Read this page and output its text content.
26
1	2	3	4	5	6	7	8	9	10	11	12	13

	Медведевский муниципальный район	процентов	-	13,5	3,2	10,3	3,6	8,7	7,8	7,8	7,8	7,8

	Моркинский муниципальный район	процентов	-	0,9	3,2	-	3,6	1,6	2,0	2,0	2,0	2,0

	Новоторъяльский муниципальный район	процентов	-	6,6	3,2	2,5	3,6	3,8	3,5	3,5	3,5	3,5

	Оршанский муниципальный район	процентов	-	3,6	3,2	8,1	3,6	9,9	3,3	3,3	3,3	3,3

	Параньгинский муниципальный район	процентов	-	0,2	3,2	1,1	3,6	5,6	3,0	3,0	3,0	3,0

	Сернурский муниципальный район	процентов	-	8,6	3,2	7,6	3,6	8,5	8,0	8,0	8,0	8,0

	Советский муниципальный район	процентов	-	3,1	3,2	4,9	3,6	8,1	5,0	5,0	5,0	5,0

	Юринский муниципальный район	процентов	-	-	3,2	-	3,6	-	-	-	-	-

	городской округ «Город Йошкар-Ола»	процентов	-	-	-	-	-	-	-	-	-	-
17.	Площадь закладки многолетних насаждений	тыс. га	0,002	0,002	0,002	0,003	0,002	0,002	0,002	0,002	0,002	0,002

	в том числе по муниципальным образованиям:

▬▬▬▬▬▬▬▬▬▬

> _EXERCISE BRIEF_:
Exactly as shown, repeat every record.

> _WRITTEN RESPONSE_:
Read this page and output its text content.
26
1	2	3	4	5	6	7	8	9	10	11	12	13

	Медведевский муниципальный район	процентов	-	13,5	3,2	10,3	3,6	8,7	7,8	7,8	7,8	7,8

	Моркинский муниципальный район	процентов	-	0,9	3,2	-	3,6	1,6	2,0	2,0	2,0	2,0

	Новоторъяльский муниципальный район	процентов	-	6,6	3,2	2,5	3,6	3,8	3,5	3,5	3,5	3,5

	Оршанский муниципальный район	процентов	-	3,6	3,2	8,1	3,6	9,9	3,3	3,3	3,3	3,3

	Параньгинский муниципальный район	процентов	-	0,2	3,2	1,1	3,6	5,6	3,0	3,0	3,0	3,0

	Сернурский муниципальный район	процентов	-	8,6	3,2	7,6	3,6	8,5	8,0	8,0	8,0	8,0

	Советский муниципальный район	процентов	-	3,1	3,2	4,9	3,6	8,1	5,0	5,0	5,0	5,0

	Юринский муниципальный район	процентов	-	-	3,2	-	3,6	-	-	-	-	-

	городской округ «Город Йошкар-Ола»	процентов	-	-	-	-	-	-	-	-	-	-
17.	Площадь закладки многолетних насаждений	тыс. га	0,002	0,002	0,002	0,003	0,002	0,002	0,002	0,002	0,002	0,002

	в том числе по муниципальным образованиям:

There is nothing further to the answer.